Dataset entries on figures:
** START **
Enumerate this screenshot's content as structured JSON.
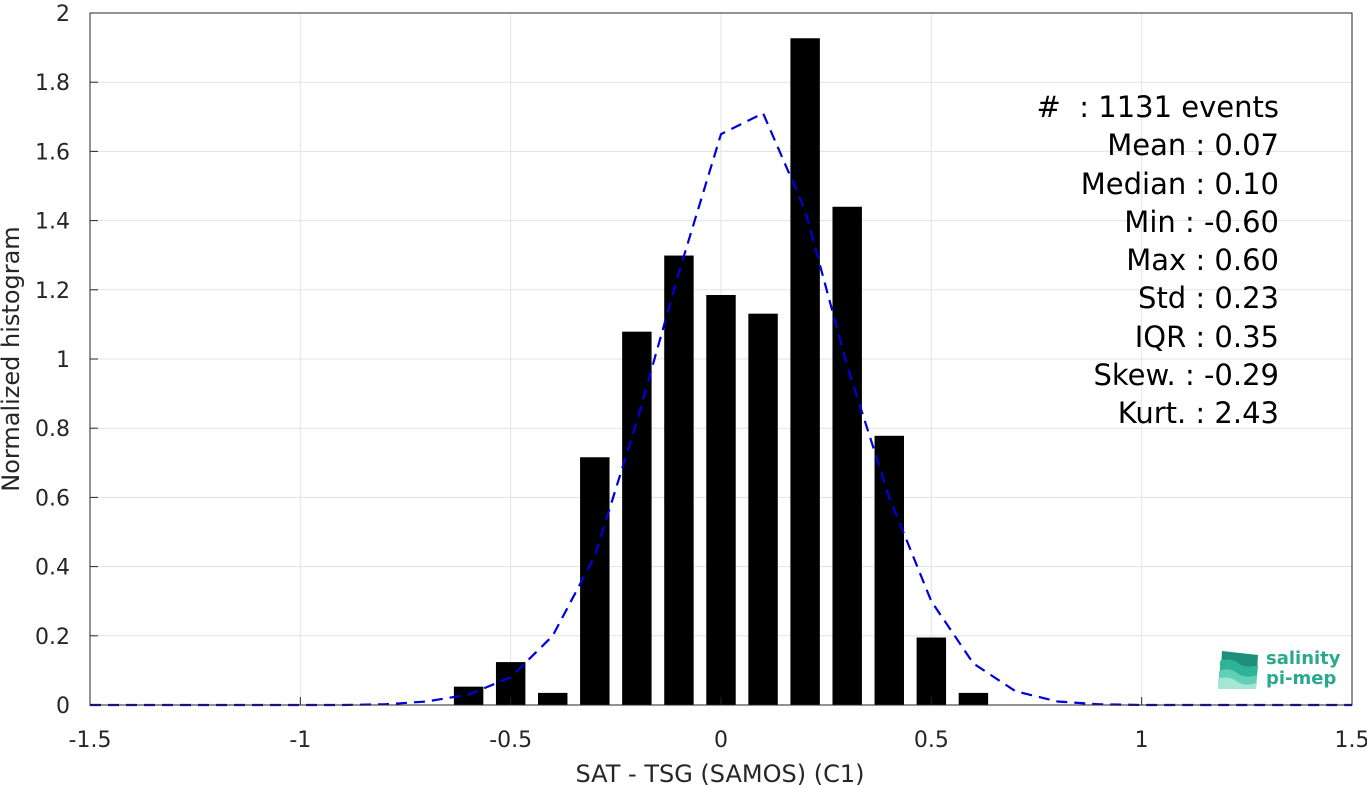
{
  "chart_data": {
    "type": "bar",
    "xlabel": "SAT - TSG (SAMOS) (C1)",
    "ylabel": "Normalized histogram",
    "xlim": [
      -1.5,
      1.5
    ],
    "ylim": [
      0,
      2
    ],
    "xticks": [
      "-1.5",
      "-1",
      "-0.5",
      "0",
      "0.5",
      "1",
      "1.5"
    ],
    "xtick_values": [
      -1.5,
      -1,
      -0.5,
      0,
      0.5,
      1,
      1.5
    ],
    "yticks": [
      "0",
      "0.2",
      "0.4",
      "0.6",
      "0.8",
      "1",
      "1.2",
      "1.4",
      "1.6",
      "1.8",
      "2"
    ],
    "ytick_values": [
      0,
      0.2,
      0.4,
      0.6,
      0.8,
      1,
      1.2,
      1.4,
      1.6,
      1.8,
      2
    ],
    "grid": true,
    "bars": {
      "x": [
        -0.6,
        -0.5,
        -0.4,
        -0.3,
        -0.2,
        -0.1,
        0.0,
        0.1,
        0.2,
        0.3,
        0.4,
        0.5,
        0.6
      ],
      "values": [
        0.053,
        0.124,
        0.035,
        0.716,
        1.079,
        1.299,
        1.185,
        1.131,
        1.927,
        1.44,
        0.778,
        0.195,
        0.035
      ],
      "color": "#000000",
      "width": 0.07
    },
    "fit_line": {
      "style": "dashed",
      "color": "#0000dd",
      "x": [
        -1.5,
        -1.4,
        -1.3,
        -1.2,
        -1.1,
        -1.0,
        -0.9,
        -0.8,
        -0.7,
        -0.6,
        -0.5,
        -0.4,
        -0.3,
        -0.2,
        -0.1,
        0.0,
        0.1,
        0.2,
        0.3,
        0.4,
        0.5,
        0.6,
        0.7,
        0.8,
        0.9,
        1.0,
        1.1,
        1.2,
        1.3,
        1.4,
        1.5
      ],
      "y": [
        0,
        0,
        0,
        0,
        0,
        0,
        0,
        0.002,
        0.01,
        0.03,
        0.08,
        0.2,
        0.43,
        0.82,
        1.25,
        1.65,
        1.71,
        1.43,
        0.98,
        0.6,
        0.3,
        0.12,
        0.04,
        0.01,
        0.002,
        0,
        0,
        0,
        0,
        0,
        0
      ]
    }
  },
  "stats": [
    "#  : 1131 events",
    "Mean : 0.07",
    "Median : 0.10",
    "Min : -0.60",
    "Max : 0.60",
    "Std : 0.23",
    "IQR : 0.35",
    "Skew. : -0.29",
    "Kurt. : 2.43"
  ],
  "logo": {
    "line1": "salinity",
    "line2": "pi-mep",
    "color": "#2aa88e"
  }
}
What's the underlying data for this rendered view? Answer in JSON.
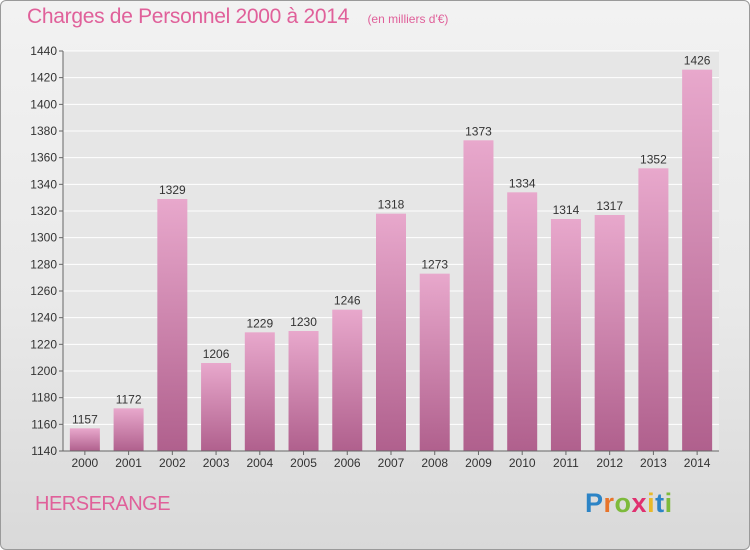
{
  "header": {
    "title": "Charges de Personnel 2000 à 2014",
    "subtitle": "(en milliers d'€)"
  },
  "footer": {
    "location": "HERSERANGE",
    "brand": {
      "letters": [
        "P",
        "r",
        "o",
        "x",
        "i",
        "t",
        "i"
      ],
      "colors": [
        "#2c84c6",
        "#e8742a",
        "#7dba3b",
        "#e0306f",
        "#e8b92a",
        "#2c84c6",
        "#7dba3b"
      ]
    }
  },
  "colors": {
    "accent": "#e0609a",
    "bar_top": "#e8a8cc",
    "bar_bottom": "#b0608d"
  },
  "chart_data": {
    "type": "bar",
    "title": "Charges de Personnel 2000 à 2014",
    "subtitle": "(en milliers d'€)",
    "categories": [
      "2000",
      "2001",
      "2002",
      "2003",
      "2004",
      "2005",
      "2006",
      "2007",
      "2008",
      "2009",
      "2010",
      "2011",
      "2012",
      "2013",
      "2014"
    ],
    "values": [
      1157,
      1172,
      1329,
      1206,
      1229,
      1230,
      1246,
      1318,
      1273,
      1373,
      1334,
      1314,
      1317,
      1352,
      1426
    ],
    "ylim": [
      1140,
      1440
    ],
    "yticks": [
      1140,
      1160,
      1180,
      1200,
      1220,
      1240,
      1260,
      1280,
      1300,
      1320,
      1340,
      1360,
      1380,
      1400,
      1420,
      1440
    ],
    "grid": true,
    "data_labels": true
  }
}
** END **
Goal of the exercise - Omit every image. Quote each record exactly.

Task answer -
Enumerate this screenshot's content as structured JSON.
{
  "chart_data": {
    "type": "bar",
    "xlabel": "SAT - TSG (SAMOS) (C1)",
    "ylabel": "Normalized histogram",
    "xlim": [
      -1.5,
      1.5
    ],
    "ylim": [
      0,
      2
    ],
    "xticks": [
      "-1.5",
      "-1",
      "-0.5",
      "0",
      "0.5",
      "1",
      "1.5"
    ],
    "xtick_values": [
      -1.5,
      -1,
      -0.5,
      0,
      0.5,
      1,
      1.5
    ],
    "yticks": [
      "0",
      "0.2",
      "0.4",
      "0.6",
      "0.8",
      "1",
      "1.2",
      "1.4",
      "1.6",
      "1.8",
      "2"
    ],
    "ytick_values": [
      0,
      0.2,
      0.4,
      0.6,
      0.8,
      1,
      1.2,
      1.4,
      1.6,
      1.8,
      2
    ],
    "grid": true,
    "bars": {
      "x": [
        -0.6,
        -0.5,
        -0.4,
        -0.3,
        -0.2,
        -0.1,
        0.0,
        0.1,
        0.2,
        0.3,
        0.4,
        0.5,
        0.6
      ],
      "values": [
        0.053,
        0.124,
        0.035,
        0.716,
        1.079,
        1.299,
        1.185,
        1.131,
        1.927,
        1.44,
        0.778,
        0.195,
        0.035
      ],
      "color": "#000000",
      "width": 0.07
    },
    "fit_line": {
      "style": "dashed",
      "color": "#0000dd",
      "x": [
        -1.5,
        -1.4,
        -1.3,
        -1.2,
        -1.1,
        -1.0,
        -0.9,
        -0.8,
        -0.7,
        -0.6,
        -0.5,
        -0.4,
        -0.3,
        -0.2,
        -0.1,
        0.0,
        0.1,
        0.2,
        0.3,
        0.4,
        0.5,
        0.6,
        0.7,
        0.8,
        0.9,
        1.0,
        1.1,
        1.2,
        1.3,
        1.4,
        1.5
      ],
      "y": [
        0,
        0,
        0,
        0,
        0,
        0,
        0,
        0.002,
        0.01,
        0.03,
        0.08,
        0.2,
        0.43,
        0.82,
        1.25,
        1.65,
        1.71,
        1.43,
        0.98,
        0.6,
        0.3,
        0.12,
        0.04,
        0.01,
        0.002,
        0,
        0,
        0,
        0,
        0,
        0
      ]
    }
  },
  "stats": [
    "#  : 1131 events",
    "Mean : 0.07",
    "Median : 0.10",
    "Min : -0.60",
    "Max : 0.60",
    "Std : 0.23",
    "IQR : 0.35",
    "Skew. : -0.29",
    "Kurt. : 2.43"
  ],
  "logo": {
    "line1": "salinity",
    "line2": "pi-mep",
    "color": "#2aa88e"
  }
}
What's the underlying data for this rendered view? Answer in JSON.
{
  "header": {
    "title": "Charges de Personnel 2000 à 2014",
    "subtitle": "(en milliers d'€)"
  },
  "footer": {
    "location": "HERSERANGE",
    "brand": {
      "letters": [
        "P",
        "r",
        "o",
        "x",
        "i",
        "t",
        "i"
      ],
      "colors": [
        "#2c84c6",
        "#e8742a",
        "#7dba3b",
        "#e0306f",
        "#e8b92a",
        "#2c84c6",
        "#7dba3b"
      ]
    }
  },
  "colors": {
    "accent": "#e0609a",
    "bar_top": "#e8a8cc",
    "bar_bottom": "#b0608d"
  },
  "chart_data": {
    "type": "bar",
    "title": "Charges de Personnel 2000 à 2014",
    "subtitle": "(en milliers d'€)",
    "categories": [
      "2000",
      "2001",
      "2002",
      "2003",
      "2004",
      "2005",
      "2006",
      "2007",
      "2008",
      "2009",
      "2010",
      "2011",
      "2012",
      "2013",
      "2014"
    ],
    "values": [
      1157,
      1172,
      1329,
      1206,
      1229,
      1230,
      1246,
      1318,
      1273,
      1373,
      1334,
      1314,
      1317,
      1352,
      1426
    ],
    "ylim": [
      1140,
      1440
    ],
    "yticks": [
      1140,
      1160,
      1180,
      1200,
      1220,
      1240,
      1260,
      1280,
      1300,
      1320,
      1340,
      1360,
      1380,
      1400,
      1420,
      1440
    ],
    "grid": true,
    "data_labels": true
  }
}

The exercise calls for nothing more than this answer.